Filter these entries, keeping only lines that hold the word "this".

....

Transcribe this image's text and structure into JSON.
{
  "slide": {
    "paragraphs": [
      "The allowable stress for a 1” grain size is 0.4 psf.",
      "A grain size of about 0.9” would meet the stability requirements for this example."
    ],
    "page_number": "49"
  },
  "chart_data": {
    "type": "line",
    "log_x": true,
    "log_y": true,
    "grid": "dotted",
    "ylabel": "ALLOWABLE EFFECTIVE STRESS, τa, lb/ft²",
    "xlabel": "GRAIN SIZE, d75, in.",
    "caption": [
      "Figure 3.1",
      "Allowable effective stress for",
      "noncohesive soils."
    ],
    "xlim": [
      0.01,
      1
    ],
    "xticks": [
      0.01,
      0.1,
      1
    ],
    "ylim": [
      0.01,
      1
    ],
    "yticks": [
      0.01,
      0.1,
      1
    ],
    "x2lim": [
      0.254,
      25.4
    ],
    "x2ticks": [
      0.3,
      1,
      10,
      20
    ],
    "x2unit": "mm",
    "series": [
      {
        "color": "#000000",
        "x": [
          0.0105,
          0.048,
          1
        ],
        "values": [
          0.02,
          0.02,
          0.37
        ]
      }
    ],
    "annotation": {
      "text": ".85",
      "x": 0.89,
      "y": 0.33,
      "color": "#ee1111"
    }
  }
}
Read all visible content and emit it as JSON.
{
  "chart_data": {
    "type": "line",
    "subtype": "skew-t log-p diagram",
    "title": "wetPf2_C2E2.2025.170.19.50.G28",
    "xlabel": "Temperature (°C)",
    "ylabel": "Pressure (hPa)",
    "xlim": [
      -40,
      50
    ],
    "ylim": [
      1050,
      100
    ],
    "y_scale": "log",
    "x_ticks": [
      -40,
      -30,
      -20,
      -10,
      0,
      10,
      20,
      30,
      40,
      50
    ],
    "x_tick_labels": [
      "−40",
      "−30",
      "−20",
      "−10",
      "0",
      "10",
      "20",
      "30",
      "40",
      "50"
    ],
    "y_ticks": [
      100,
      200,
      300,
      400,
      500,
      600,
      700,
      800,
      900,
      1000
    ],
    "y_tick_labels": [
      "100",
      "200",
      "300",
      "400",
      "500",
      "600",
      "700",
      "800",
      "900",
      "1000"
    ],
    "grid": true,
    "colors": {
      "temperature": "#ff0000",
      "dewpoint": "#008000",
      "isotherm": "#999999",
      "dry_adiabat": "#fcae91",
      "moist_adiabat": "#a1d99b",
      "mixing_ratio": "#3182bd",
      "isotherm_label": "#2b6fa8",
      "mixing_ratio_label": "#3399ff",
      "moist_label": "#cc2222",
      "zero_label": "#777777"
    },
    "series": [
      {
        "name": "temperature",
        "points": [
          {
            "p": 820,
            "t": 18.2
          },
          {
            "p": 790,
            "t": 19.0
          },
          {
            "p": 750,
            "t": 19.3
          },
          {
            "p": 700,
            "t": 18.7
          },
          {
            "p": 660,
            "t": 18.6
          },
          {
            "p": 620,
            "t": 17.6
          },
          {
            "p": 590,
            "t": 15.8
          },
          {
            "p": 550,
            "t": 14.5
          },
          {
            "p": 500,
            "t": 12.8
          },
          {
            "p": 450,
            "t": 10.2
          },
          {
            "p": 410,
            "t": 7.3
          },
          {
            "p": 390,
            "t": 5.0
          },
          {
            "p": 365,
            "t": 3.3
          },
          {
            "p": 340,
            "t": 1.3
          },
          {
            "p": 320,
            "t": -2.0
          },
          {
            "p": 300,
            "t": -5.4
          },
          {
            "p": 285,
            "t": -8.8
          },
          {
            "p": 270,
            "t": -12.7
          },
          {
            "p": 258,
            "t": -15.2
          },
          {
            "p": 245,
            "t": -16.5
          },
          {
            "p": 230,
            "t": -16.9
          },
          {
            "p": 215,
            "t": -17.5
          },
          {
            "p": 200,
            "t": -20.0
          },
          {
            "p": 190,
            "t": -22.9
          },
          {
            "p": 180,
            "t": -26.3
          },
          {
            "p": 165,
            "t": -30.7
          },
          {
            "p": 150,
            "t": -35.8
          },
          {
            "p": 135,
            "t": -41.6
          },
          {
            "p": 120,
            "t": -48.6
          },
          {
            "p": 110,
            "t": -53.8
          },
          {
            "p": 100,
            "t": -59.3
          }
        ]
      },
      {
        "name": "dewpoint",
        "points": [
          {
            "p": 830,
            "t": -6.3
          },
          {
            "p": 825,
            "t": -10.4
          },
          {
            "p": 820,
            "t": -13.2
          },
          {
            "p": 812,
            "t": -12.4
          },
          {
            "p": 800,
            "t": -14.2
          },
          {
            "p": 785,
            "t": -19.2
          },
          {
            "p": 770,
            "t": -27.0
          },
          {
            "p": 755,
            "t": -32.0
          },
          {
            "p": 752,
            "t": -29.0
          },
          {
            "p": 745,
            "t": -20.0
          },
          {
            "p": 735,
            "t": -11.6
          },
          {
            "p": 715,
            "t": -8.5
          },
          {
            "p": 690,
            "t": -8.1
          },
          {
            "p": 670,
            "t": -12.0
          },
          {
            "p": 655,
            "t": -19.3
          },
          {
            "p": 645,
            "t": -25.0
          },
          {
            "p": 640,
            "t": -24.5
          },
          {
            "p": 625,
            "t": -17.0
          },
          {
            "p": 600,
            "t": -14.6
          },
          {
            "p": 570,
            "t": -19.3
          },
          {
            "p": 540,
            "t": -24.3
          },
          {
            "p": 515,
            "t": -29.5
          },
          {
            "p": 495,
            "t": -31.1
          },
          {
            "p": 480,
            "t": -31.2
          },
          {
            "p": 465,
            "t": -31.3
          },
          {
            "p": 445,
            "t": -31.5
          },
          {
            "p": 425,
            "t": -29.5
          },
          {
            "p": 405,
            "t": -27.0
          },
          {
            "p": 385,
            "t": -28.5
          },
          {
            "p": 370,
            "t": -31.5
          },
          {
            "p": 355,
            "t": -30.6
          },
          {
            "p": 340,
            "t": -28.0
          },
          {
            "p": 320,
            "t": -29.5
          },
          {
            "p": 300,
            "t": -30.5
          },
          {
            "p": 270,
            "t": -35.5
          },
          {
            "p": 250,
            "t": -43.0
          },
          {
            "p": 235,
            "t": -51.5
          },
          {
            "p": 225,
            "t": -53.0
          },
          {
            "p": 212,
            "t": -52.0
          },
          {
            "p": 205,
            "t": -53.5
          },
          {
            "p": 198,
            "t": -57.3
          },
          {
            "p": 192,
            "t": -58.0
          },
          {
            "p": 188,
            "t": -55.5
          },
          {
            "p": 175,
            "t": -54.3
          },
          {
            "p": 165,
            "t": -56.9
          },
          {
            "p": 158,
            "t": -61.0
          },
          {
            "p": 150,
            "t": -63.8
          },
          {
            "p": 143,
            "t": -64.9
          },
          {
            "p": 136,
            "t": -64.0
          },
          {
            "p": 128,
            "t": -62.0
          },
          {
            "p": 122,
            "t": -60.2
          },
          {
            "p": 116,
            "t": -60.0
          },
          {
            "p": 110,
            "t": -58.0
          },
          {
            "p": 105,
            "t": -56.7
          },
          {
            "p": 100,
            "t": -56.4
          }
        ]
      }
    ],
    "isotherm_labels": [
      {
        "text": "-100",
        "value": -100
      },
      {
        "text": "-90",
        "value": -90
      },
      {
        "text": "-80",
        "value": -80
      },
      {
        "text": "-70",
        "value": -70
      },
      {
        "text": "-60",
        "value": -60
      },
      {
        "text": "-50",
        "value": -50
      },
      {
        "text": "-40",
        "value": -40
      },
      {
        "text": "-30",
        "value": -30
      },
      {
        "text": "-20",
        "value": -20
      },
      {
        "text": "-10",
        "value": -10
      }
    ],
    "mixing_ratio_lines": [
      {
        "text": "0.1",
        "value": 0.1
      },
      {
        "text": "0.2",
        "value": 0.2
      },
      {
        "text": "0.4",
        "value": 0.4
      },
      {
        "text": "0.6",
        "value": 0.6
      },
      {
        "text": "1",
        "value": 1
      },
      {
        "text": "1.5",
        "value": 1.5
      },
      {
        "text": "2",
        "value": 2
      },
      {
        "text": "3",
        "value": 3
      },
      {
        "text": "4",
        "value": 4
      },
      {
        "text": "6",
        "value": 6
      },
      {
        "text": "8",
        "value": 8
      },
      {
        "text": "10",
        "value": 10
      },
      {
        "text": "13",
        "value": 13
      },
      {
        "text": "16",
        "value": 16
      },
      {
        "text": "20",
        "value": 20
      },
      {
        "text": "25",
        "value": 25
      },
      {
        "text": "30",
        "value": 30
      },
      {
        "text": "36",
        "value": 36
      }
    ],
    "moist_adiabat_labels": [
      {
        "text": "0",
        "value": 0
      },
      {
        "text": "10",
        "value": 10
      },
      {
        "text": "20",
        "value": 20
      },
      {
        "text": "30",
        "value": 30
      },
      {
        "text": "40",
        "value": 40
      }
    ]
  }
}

....

# [THE ANSWER]
Transcribe this image's text and structure into JSON.
      "A grain size of about 0.9” would meet the stability requirements for this example."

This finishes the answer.